> _Box coordinate listings_:
Start
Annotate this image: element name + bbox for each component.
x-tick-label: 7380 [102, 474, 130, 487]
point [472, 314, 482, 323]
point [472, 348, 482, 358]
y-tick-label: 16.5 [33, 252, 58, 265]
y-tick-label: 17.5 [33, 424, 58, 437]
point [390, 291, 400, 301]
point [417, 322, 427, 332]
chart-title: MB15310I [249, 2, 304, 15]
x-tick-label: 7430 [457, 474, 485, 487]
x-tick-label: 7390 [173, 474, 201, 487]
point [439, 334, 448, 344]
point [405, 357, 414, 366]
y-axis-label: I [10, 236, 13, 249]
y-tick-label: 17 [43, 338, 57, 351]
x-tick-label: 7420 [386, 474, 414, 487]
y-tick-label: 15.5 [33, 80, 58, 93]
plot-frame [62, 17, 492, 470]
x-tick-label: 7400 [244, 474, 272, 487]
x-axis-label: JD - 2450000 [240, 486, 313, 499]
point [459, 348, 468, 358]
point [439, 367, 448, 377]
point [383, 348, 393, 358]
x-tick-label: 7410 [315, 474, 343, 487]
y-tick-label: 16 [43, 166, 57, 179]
End
> _Requirement_: Swap "x-tick-label" for "x-axis-tick" throughout the records above, and write the lines out again with nothing else altered.

> _Worked answer_:
Annotate this image: element name + bbox for each component.
x-axis-tick: 7380 [102, 474, 130, 487]
point [472, 314, 482, 323]
point [472, 348, 482, 358]
y-tick-label: 16.5 [33, 252, 58, 265]
y-tick-label: 17.5 [33, 424, 58, 437]
point [390, 291, 400, 301]
point [417, 322, 427, 332]
chart-title: MB15310I [249, 2, 304, 15]
x-axis-tick: 7430 [457, 474, 485, 487]
x-axis-tick: 7390 [173, 474, 201, 487]
point [439, 334, 448, 344]
point [405, 357, 414, 366]
y-axis-label: I [10, 236, 13, 249]
y-tick-label: 17 [43, 338, 57, 351]
x-axis-tick: 7420 [386, 474, 414, 487]
y-tick-label: 15.5 [33, 80, 58, 93]
plot-frame [62, 17, 492, 470]
x-axis-tick: 7400 [244, 474, 272, 487]
x-axis-label: JD - 2450000 [240, 486, 313, 499]
point [459, 348, 468, 358]
point [439, 367, 448, 377]
point [383, 348, 393, 358]
x-axis-tick: 7410 [315, 474, 343, 487]
y-tick-label: 16 [43, 166, 57, 179]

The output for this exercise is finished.